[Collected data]
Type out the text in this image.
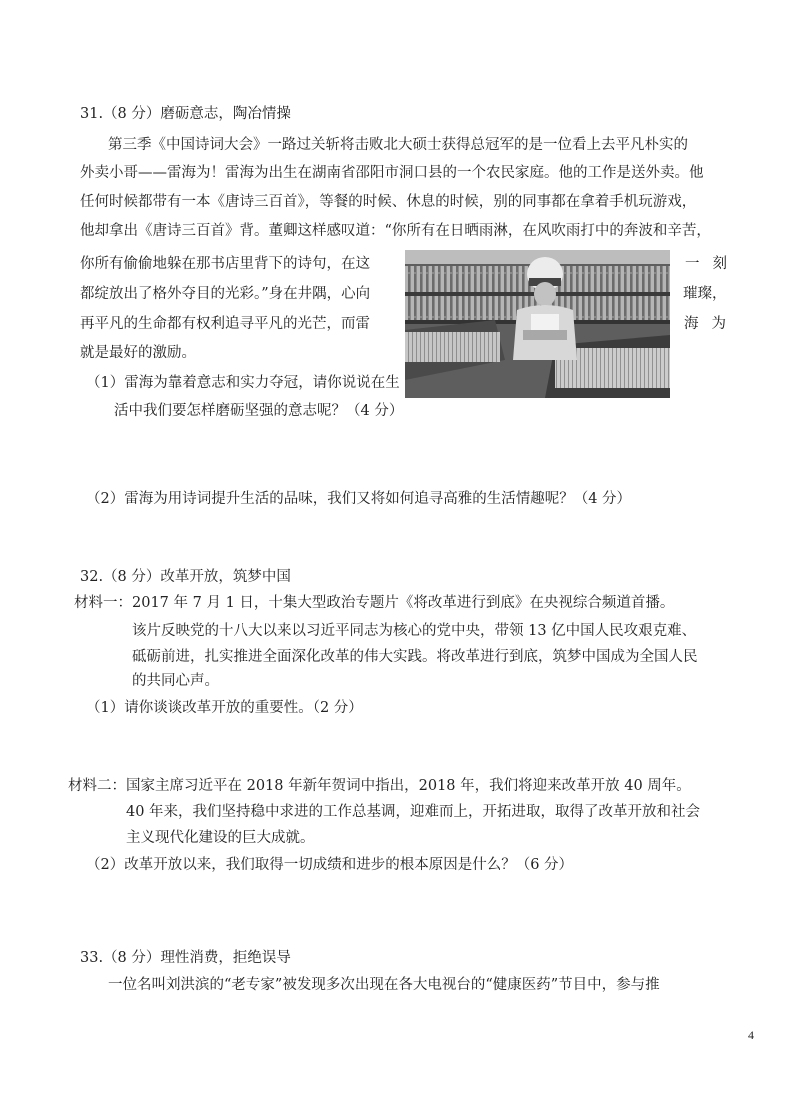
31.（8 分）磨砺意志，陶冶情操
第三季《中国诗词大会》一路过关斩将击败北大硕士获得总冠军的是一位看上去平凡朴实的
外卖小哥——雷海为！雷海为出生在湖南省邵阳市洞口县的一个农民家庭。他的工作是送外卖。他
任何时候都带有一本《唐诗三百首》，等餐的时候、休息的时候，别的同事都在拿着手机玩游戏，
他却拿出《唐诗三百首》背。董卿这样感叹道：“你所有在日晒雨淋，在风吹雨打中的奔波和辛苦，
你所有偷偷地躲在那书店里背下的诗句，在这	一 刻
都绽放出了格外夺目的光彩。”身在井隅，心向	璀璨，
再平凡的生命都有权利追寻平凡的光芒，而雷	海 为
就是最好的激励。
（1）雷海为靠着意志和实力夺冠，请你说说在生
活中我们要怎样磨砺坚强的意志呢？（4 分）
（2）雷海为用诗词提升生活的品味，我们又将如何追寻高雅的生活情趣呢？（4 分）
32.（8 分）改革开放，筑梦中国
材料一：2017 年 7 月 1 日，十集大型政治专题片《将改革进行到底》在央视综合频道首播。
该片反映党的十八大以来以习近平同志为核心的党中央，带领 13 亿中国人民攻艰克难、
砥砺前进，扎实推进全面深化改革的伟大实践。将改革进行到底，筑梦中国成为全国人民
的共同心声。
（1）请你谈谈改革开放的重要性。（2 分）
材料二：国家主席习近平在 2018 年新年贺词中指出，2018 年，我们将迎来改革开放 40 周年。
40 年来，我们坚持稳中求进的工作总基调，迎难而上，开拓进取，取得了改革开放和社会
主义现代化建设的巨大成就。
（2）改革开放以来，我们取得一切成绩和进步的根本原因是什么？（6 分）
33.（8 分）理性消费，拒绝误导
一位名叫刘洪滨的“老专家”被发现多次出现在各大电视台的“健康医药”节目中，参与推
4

* * *

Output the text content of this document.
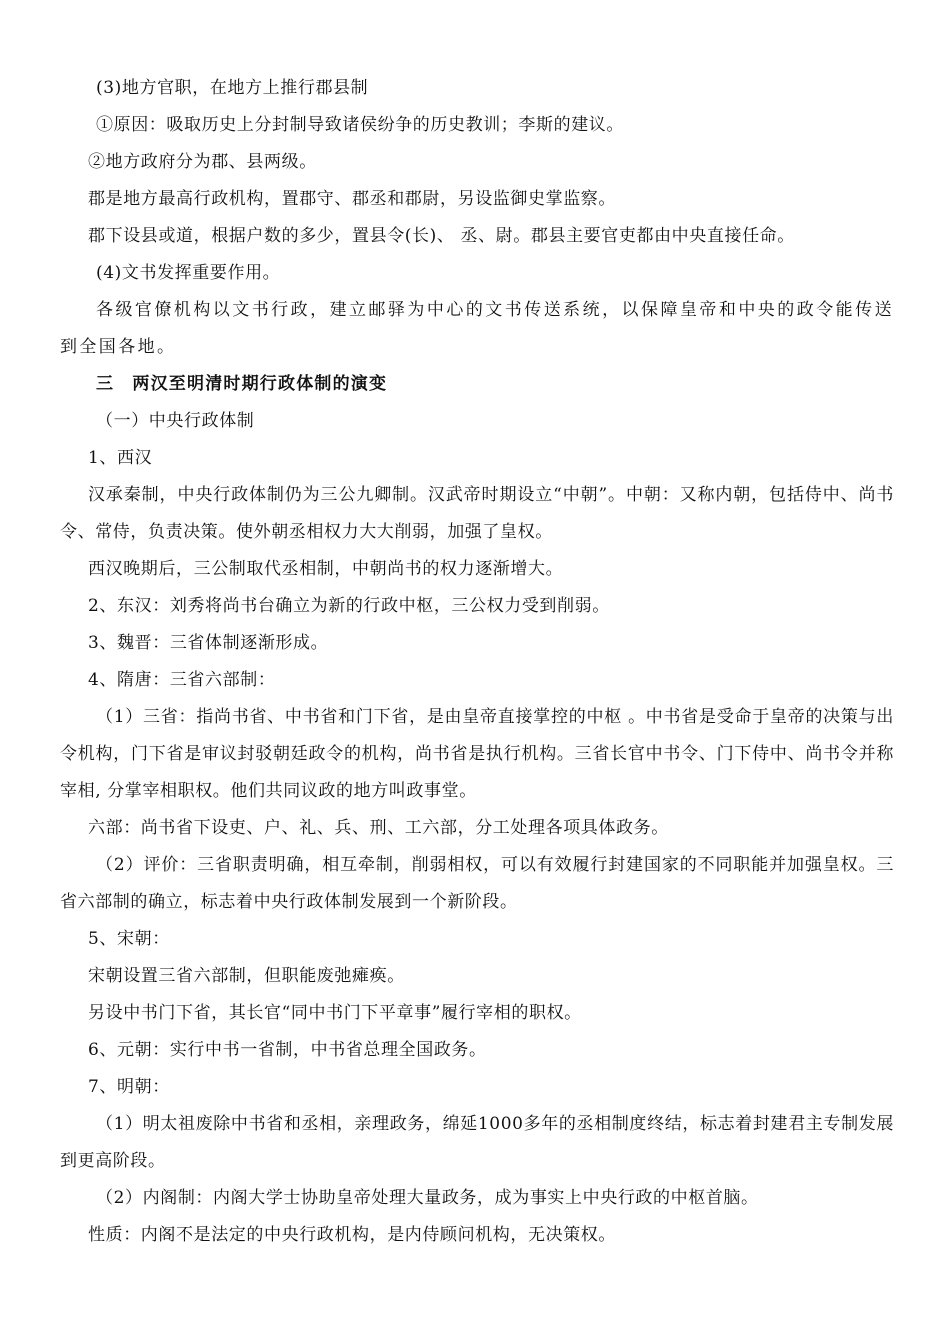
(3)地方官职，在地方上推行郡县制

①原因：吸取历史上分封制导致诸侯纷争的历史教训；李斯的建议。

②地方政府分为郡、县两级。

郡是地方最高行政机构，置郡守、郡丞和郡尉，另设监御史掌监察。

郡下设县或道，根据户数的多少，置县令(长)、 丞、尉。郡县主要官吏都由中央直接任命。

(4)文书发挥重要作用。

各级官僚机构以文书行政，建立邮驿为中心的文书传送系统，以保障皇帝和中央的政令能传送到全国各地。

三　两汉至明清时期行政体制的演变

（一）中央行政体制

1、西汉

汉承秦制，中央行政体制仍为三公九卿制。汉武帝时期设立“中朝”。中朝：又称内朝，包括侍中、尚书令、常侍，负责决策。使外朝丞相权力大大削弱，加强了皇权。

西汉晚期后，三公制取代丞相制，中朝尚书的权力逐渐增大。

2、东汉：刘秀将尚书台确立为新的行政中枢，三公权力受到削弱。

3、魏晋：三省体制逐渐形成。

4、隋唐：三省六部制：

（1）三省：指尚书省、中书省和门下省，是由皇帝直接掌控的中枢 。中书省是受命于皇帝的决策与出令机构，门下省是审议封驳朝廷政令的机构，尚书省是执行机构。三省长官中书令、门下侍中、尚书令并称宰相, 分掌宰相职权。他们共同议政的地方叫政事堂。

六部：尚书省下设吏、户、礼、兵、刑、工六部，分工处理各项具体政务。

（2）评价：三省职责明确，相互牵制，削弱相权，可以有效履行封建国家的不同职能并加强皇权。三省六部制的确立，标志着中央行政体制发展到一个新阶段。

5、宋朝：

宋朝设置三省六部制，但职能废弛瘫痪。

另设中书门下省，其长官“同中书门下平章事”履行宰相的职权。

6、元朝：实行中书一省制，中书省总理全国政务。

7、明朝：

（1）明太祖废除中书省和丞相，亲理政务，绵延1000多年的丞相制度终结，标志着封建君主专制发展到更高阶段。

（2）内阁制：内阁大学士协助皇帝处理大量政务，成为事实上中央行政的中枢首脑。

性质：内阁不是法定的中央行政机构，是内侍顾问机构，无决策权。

[PROBLEM REQUIREMENTS]
How many of the lines above contain the string "将改革进行到底"? Give the number only.

[RESPONSE BELOW]
2